**QUOTED PASSAGE**.

RJ Cole Winery

Insights into the world of an amateur home winemaker.

Location: Charlotte, North Carolina, United States

Cole Wines anagrams to Senile Cow.

Sunday, September 17, 2006

Grape Photos!

Finally! Here are the long awaited photos of the Cab Franc grapes (in middle of veraison) and the vines of the grapes.

Thursday, September 14, 2006

What's been going on?

Not much!

After my last post, I did make it up to see my grapes and meet the grower. Randy is a great guy. He showed me the vineyard and answered a lot of questions. The grapes were already looking good, and the Cab Franc were in the middle of veraison.

I just emailed him yesterday asking him how the grapes were coming along. He said that he would be picking his Chardonnay this weekend, but the Cab Franc were at least 2 weeks away. That's a hopeful estimate, actually, based on the weather. All the rain we've received in the state lately has been pushing harvest back. Yesterday, we got a single day record for rainfall in Charlotte! But Randy said that if it dried up and we had good, warm, dry weather after that, they should be ready in about 2 weeks. Any more rain could push the harvest back well into October.

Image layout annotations
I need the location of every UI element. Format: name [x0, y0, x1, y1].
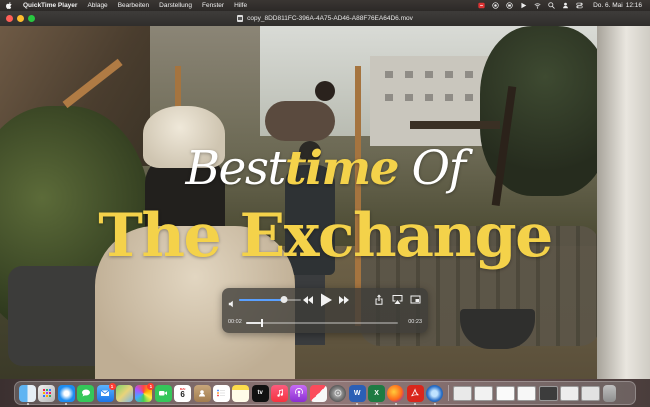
- menu-app-name[interactable]: QuickTime Player: [18, 0, 82, 11]
- zoom-button[interactable]: [28, 15, 35, 22]
- control-center-icon[interactable]: [572, 0, 586, 11]
- firefox-icon[interactable]: [387, 384, 405, 405]
- window-controls: [6, 15, 35, 22]
- remaining-time: 00:23: [408, 319, 422, 325]
- play-status-icon[interactable]: [516, 0, 530, 11]
- photos-badge: 1: [147, 382, 155, 390]
- recent-document-thumbnail[interactable]: [581, 385, 601, 401]
- desktop-wallpaper-strip: 1 1 MAI 6 tv W X: [0, 379, 650, 407]
- menu-ablage[interactable]: Ablage: [82, 0, 112, 11]
- video-pillar: [597, 26, 650, 379]
- podcasts-icon[interactable]: [290, 384, 308, 402]
- minimize-button[interactable]: [17, 15, 24, 22]
- maps-icon[interactable]: [115, 384, 133, 402]
- quicktime-window: copy_8DD811FC-396A-4A75-AD46-A88F76EA64D…: [0, 11, 650, 379]
- acrobat-icon[interactable]: [406, 384, 424, 405]
- dock: 1 1 MAI 6 tv W X: [14, 381, 636, 405]
- facetime-icon[interactable]: [154, 384, 172, 402]
- close-button[interactable]: [6, 15, 13, 22]
- menu-bar: QuickTime Player Ablage Bearbeiten Darst…: [0, 0, 650, 11]
- rewind-button[interactable]: [302, 295, 314, 305]
- quicktime-icon[interactable]: [426, 384, 444, 405]
- airplay-button[interactable]: [392, 294, 403, 305]
- video-post: [355, 66, 361, 326]
- recent-window-thumbnail[interactable]: [452, 385, 472, 401]
- calendar-day: 6: [180, 389, 185, 399]
- launchpad-icon[interactable]: [38, 384, 56, 402]
- excel-icon[interactable]: X: [368, 384, 386, 405]
- finder-icon[interactable]: [19, 384, 36, 405]
- contacts-icon[interactable]: [193, 384, 211, 402]
- playback-controls[interactable]: 00:02 00:23: [222, 288, 428, 333]
- menu-hilfe[interactable]: Hilfe: [229, 0, 252, 11]
- clock-time: 12:16: [625, 2, 642, 9]
- volume-icon[interactable]: [228, 295, 236, 308]
- video-picnic-table: [410, 121, 500, 129]
- dock-separator: [447, 385, 449, 401]
- video-person-front: [95, 106, 295, 379]
- share-button[interactable]: [374, 294, 384, 305]
- fast-forward-button[interactable]: [338, 295, 350, 305]
- word-icon[interactable]: W: [348, 384, 366, 405]
- apple-menu-icon[interactable]: [0, 2, 18, 9]
- recent-document-thumbnail[interactable]: [559, 385, 579, 401]
- volume-slider-knob[interactable]: [280, 296, 288, 303]
- wifi-icon[interactable]: [530, 0, 544, 11]
- music-icon[interactable]: [271, 384, 289, 402]
- recent-document-thumbnail[interactable]: [517, 385, 537, 401]
- safari-icon[interactable]: [57, 384, 75, 405]
- record-icon[interactable]: [488, 0, 502, 11]
- menu-fenster[interactable]: Fenster: [197, 0, 229, 11]
- recent-document-thumbnail[interactable]: [538, 385, 558, 401]
- window-title-text: copy_8DD811FC-396A-4A75-AD46-A88F76EA64D…: [247, 15, 413, 22]
- tv-icon[interactable]: tv: [251, 384, 269, 402]
- clock-date: Do. 6. Mai: [593, 2, 623, 9]
- window-titlebar[interactable]: copy_8DD811FC-396A-4A75-AD46-A88F76EA64D…: [0, 11, 650, 26]
- menu-darstellung[interactable]: Darstellung: [154, 0, 197, 11]
- news-icon[interactable]: [309, 384, 327, 402]
- search-icon[interactable]: [544, 0, 558, 11]
- menu-clock[interactable]: Do. 6. Mai 12:16: [586, 2, 642, 9]
- tv-label: tv: [257, 390, 263, 396]
- timeline-playhead[interactable]: [261, 319, 263, 327]
- messages-icon[interactable]: [77, 384, 95, 402]
- timeline-progress: [246, 322, 262, 324]
- menu-bearbeiten[interactable]: Bearbeiten: [113, 0, 154, 11]
- volume-slider-fill: [239, 299, 284, 301]
- trash-icon[interactable]: [602, 384, 616, 402]
- window-title: copy_8DD811FC-396A-4A75-AD46-A88F76EA64D…: [237, 15, 413, 22]
- calendar-icon[interactable]: MAI 6: [174, 384, 192, 402]
- timeline-scrubber[interactable]: [246, 319, 398, 327]
- current-time: 00:02: [228, 319, 242, 325]
- movie-file-icon: [237, 15, 244, 22]
- volume-slider[interactable]: [239, 296, 301, 303]
- recent-document-thumbnail[interactable]: [495, 385, 515, 401]
- picture-in-picture-button[interactable]: [410, 294, 421, 305]
- creative-cloud-icon[interactable]: [474, 0, 488, 11]
- notes-icon[interactable]: [232, 384, 250, 402]
- video-title-of: Of: [398, 141, 466, 196]
- recent-window-thumbnail[interactable]: [474, 385, 494, 401]
- mail-icon[interactable]: 1: [96, 382, 116, 402]
- user-icon[interactable]: [558, 0, 572, 11]
- screen-record-icon[interactable]: [502, 0, 516, 11]
- photos-icon[interactable]: 1: [135, 382, 155, 402]
- reminders-icon[interactable]: [212, 384, 230, 402]
- play-button[interactable]: [319, 292, 333, 308]
- mail-badge: 1: [108, 382, 116, 390]
- system-preferences-icon[interactable]: [329, 384, 347, 402]
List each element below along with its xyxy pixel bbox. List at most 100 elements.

**WHAT TO DO**.
[1] Write out the lines of the listing from the line with "- menu-app-name[interactable]: QuickTime" to the line with "- contacts-icon[interactable]: [193, 384, 211, 402]", including both of those lines.
[2] Extend the home winemaking blog from the point where it stops.
The listing has no connection to the blog about home winemaking.

**ANSWERS FOR THIS EXERCISE**.
[1]
- menu-app-name[interactable]: QuickTime Player: [18, 0, 82, 11]
- zoom-button[interactable]: [28, 15, 35, 22]
- control-center-icon[interactable]: [572, 0, 586, 11]
- firefox-icon[interactable]: [387, 384, 405, 405]
- window-controls: [6, 15, 35, 22]
- remaining-time: 00:23: [408, 319, 422, 325]
- play-status-icon[interactable]: [516, 0, 530, 11]
- photos-badge: 1: [147, 382, 155, 390]
- recent-document-thumbnail[interactable]: [581, 385, 601, 401]
- desktop-wallpaper-strip: 1 1 MAI 6 tv W X: [0, 379, 650, 407]
- menu-ablage[interactable]: Ablage: [82, 0, 112, 11]
- video-pillar: [597, 26, 650, 379]
- podcasts-icon[interactable]: [290, 384, 308, 402]
- minimize-button[interactable]: [17, 15, 24, 22]
- maps-icon[interactable]: [115, 384, 133, 402]
- quicktime-window: copy_8DD811FC-396A-4A75-AD46-A88F76EA64D…: [0, 11, 650, 379]
- acrobat-icon[interactable]: [406, 384, 424, 405]
- dock: 1 1 MAI 6 tv W X: [14, 381, 636, 405]
- facetime-icon[interactable]: [154, 384, 172, 402]
- close-button[interactable]: [6, 15, 13, 22]
- menu-bar: QuickTime Player Ablage Bearbeiten Darst…: [0, 0, 650, 11]
- rewind-button[interactable]: [302, 295, 314, 305]
- quicktime-icon[interactable]: [426, 384, 444, 405]
- airplay-button[interactable]: [392, 294, 403, 305]
- video-post: [355, 66, 361, 326]
- recent-window-thumbnail[interactable]: [452, 385, 472, 401]
- calendar-day: 6: [180, 389, 185, 399]
- launchpad-icon[interactable]: [38, 384, 56, 402]
- excel-icon[interactable]: X: [368, 384, 386, 405]
- finder-icon[interactable]: [19, 384, 36, 405]
- contacts-icon[interactable]: [193, 384, 211, 402]

[2]
The forecast as of today? Drying up and warm for the rest of the week, followed by cooler dry air next week. Keep your fingers crossed!

The Sunday of Labor Day weekedn, I did a lot of work on my current wines. First, I racked my blackberry wines for the first time sine putting them in the secondary. I was able to get them off a lot of sediment, and used about half of my half gallon to top up the 5 gallon carboy of Blackberry. I topped up the half gallon with some merlot, so that will be a good 50/50 blend of the two. I tasted this Blackberry, and boy was it ever tart! It tasted like I had way too much acid in there. I decided not to adjust at this time, hoping that in time the acid would back away some. If that doesn't work, I may have to figure a way out to cut the acid.

The second run blackberry wine was racked as well. This one didn't lose too much sediment, but I still had to top up a bit with some Pinot Noir that I had opened (you can't do any work with wine without drinking a bit of it after all!) I tasted this (before adding the Pinot Noir) and it was very tasty! Perfect amount of acid right now, and it seemed like there was just a bit of sweeteness still. It reminded me of when you have a glass of Kool-Aid where the mix hasn't been dissolved quite completely. It was sharp and refreshing - a light wine like it should be.

I really need to do some analysis on these blackberry wines and check the pH, TA, and SG. Even though the 2nd run blackberry was good, I'm worried that the kool-aid taste means that it didn't finish fermenting. If it didn't, and it tastes good anyway as it ages, I'll just stabilize it and age it with residual sugar.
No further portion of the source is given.